Problem to solve: Without the pictures, print each of the records below exactly as it appears.

[Begin Exercise material]

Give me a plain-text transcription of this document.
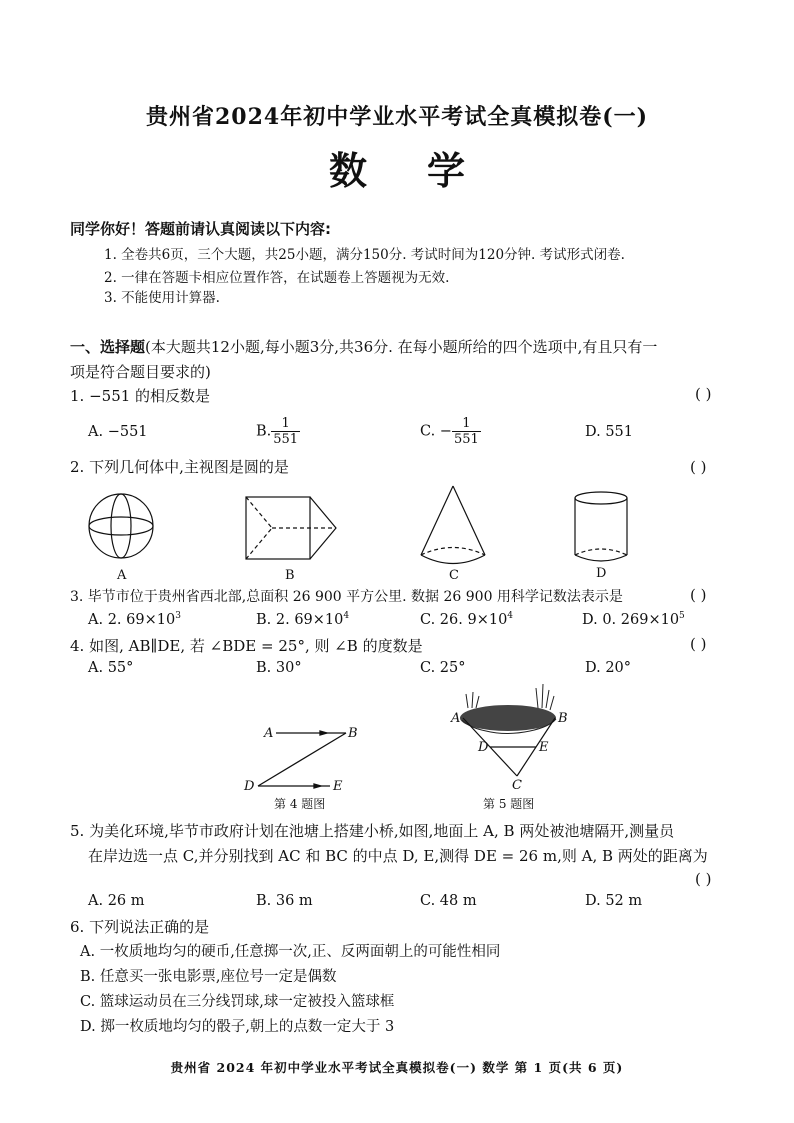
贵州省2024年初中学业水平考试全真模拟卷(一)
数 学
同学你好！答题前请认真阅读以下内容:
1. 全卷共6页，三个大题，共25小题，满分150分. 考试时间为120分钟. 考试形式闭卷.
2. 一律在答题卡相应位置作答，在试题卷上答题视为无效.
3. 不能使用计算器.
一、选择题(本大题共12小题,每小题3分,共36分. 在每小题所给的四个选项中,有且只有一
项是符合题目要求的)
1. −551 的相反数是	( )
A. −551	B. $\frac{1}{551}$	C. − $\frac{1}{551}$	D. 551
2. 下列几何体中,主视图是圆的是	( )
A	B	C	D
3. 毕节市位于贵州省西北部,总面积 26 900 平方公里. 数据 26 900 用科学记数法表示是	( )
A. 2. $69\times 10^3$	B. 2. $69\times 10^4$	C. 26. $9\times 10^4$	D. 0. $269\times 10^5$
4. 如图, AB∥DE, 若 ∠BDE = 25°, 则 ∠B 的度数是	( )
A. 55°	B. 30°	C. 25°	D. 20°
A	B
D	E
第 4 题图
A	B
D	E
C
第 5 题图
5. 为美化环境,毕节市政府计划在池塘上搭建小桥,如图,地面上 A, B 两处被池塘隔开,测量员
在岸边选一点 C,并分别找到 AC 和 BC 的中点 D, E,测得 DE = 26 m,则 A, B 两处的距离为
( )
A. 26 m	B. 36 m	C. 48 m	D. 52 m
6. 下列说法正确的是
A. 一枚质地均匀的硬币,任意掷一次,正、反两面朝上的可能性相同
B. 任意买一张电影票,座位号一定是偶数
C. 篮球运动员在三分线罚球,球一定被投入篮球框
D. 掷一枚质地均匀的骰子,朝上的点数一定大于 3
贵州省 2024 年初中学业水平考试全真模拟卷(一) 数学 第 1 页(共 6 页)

[End Exercise material]

Full output:
Give me a plain-text transcription of this document.
贵州省2024年初中学业水平考试全真模拟卷(一)
数 学
同学你好！答题前请认真阅读以下内容:
1. 全卷共6页，三个大题，共25小题，满分150分. 考试时间为120分钟. 考试形式闭卷.
2. 一律在答题卡相应位置作答，在试题卷上答题视为无效.
3. 不能使用计算器.
一、选择题(本大题共12小题,每小题3分,共36分. 在每小题所给的四个选项中,有且只有一
项是符合题目要求的)
1. −551 的相反数是	( )
A. −551	B. $\frac{1}{551}$	C. − $\frac{1}{551}$	D. 551
2. 下列几何体中,主视图是圆的是	( )
A	B	C	D
3. 毕节市位于贵州省西北部,总面积 26 900 平方公里. 数据 26 900 用科学记数法表示是	( )
A. 2. $69\times 10^3$	B. 2. $69\times 10^4$	C. 26. $9\times 10^4$	D. 0. $269\times 10^5$
4. 如图, AB∥DE, 若 ∠BDE = 25°, 则 ∠B 的度数是	( )
A. 55°	B. 30°	C. 25°	D. 20°
A	B
D	E
第 4 题图
A	B
D	E
C
第 5 题图
5. 为美化环境,毕节市政府计划在池塘上搭建小桥,如图,地面上 A, B 两处被池塘隔开,测量员
在岸边选一点 C,并分别找到 AC 和 BC 的中点 D, E,测得 DE = 26 m,则 A, B 两处的距离为
( )
A. 26 m	B. 36 m	C. 48 m	D. 52 m
6. 下列说法正确的是
A. 一枚质地均匀的硬币,任意掷一次,正、反两面朝上的可能性相同
B. 任意买一张电影票,座位号一定是偶数
C. 篮球运动员在三分线罚球,球一定被投入篮球框
D. 掷一枚质地均匀的骰子,朝上的点数一定大于 3
贵州省 2024 年初中学业水平考试全真模拟卷(一) 数学 第 1 页(共 6 页)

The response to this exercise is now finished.